» **WHAT IS BEING ASKED**
Repeat the entries from the line with "text: 1.34m <box>152 234 183 246</box>" up to and including the line with "text: 1.04m <box>352 246 383 258</box>", copying each line unchanged.

>> begin RECORD LIST

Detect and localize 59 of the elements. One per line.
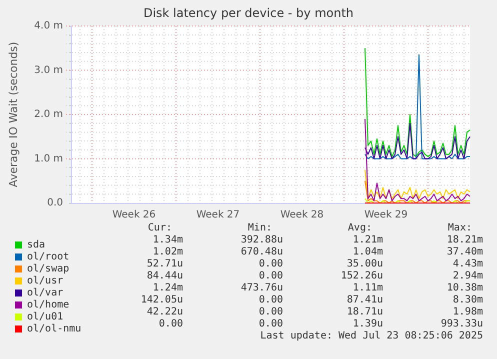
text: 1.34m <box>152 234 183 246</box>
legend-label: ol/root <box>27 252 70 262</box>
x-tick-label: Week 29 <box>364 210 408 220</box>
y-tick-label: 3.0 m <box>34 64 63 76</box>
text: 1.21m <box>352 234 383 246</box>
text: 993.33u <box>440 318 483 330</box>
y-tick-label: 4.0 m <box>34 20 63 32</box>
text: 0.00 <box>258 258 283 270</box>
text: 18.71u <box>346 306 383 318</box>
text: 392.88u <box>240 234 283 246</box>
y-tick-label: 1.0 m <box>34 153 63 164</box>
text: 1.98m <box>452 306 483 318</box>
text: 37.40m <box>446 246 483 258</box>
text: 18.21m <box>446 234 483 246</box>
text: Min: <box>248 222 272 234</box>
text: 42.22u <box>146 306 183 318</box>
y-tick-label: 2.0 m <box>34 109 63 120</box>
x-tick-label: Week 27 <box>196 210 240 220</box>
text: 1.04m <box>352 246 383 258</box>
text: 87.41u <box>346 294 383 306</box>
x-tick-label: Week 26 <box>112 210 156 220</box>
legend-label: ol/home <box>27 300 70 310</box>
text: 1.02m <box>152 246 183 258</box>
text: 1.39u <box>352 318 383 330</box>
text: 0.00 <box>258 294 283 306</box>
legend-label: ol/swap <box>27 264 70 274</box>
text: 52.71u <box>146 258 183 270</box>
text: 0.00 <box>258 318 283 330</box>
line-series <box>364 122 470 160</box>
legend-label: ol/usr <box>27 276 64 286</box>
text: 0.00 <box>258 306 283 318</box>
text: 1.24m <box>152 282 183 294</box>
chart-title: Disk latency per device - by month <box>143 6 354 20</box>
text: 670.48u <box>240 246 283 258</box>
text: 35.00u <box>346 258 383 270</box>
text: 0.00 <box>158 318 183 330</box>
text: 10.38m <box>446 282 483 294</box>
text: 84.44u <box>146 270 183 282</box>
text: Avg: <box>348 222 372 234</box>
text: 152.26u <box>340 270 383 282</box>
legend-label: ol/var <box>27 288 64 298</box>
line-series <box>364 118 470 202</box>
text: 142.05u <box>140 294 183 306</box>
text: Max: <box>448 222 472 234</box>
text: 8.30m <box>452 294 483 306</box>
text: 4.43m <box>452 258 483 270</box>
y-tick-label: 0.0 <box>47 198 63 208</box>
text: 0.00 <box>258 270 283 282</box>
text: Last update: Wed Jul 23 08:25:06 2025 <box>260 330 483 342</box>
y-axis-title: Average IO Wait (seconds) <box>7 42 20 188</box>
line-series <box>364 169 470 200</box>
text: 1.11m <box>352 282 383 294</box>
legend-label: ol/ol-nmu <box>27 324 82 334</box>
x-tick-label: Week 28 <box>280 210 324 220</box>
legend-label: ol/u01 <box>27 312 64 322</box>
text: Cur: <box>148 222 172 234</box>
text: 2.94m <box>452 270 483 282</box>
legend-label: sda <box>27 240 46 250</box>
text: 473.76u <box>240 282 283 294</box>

>> end RECORD LIST

» **ANSWER FOR THIS EXERCISE**
text: 1.34m <box>152 234 183 246</box>
legend-label: ol/root <box>27 252 70 262</box>
x-tick-label: Week 29 <box>364 210 408 220</box>
y-tick-label: 3.0 m <box>34 64 63 76</box>
text: 1.21m <box>352 234 383 246</box>
text: 993.33u <box>440 318 483 330</box>
y-tick-label: 4.0 m <box>34 20 63 32</box>
text: 0.00 <box>258 258 283 270</box>
text: 18.71u <box>346 306 383 318</box>
text: 392.88u <box>240 234 283 246</box>
y-tick-label: 1.0 m <box>34 153 63 164</box>
text: 1.98m <box>452 306 483 318</box>
text: 37.40m <box>446 246 483 258</box>
text: 18.21m <box>446 234 483 246</box>
text: Min: <box>248 222 272 234</box>
text: 42.22u <box>146 306 183 318</box>
y-tick-label: 2.0 m <box>34 109 63 120</box>
x-tick-label: Week 27 <box>196 210 240 220</box>
text: 1.04m <box>352 246 383 258</box>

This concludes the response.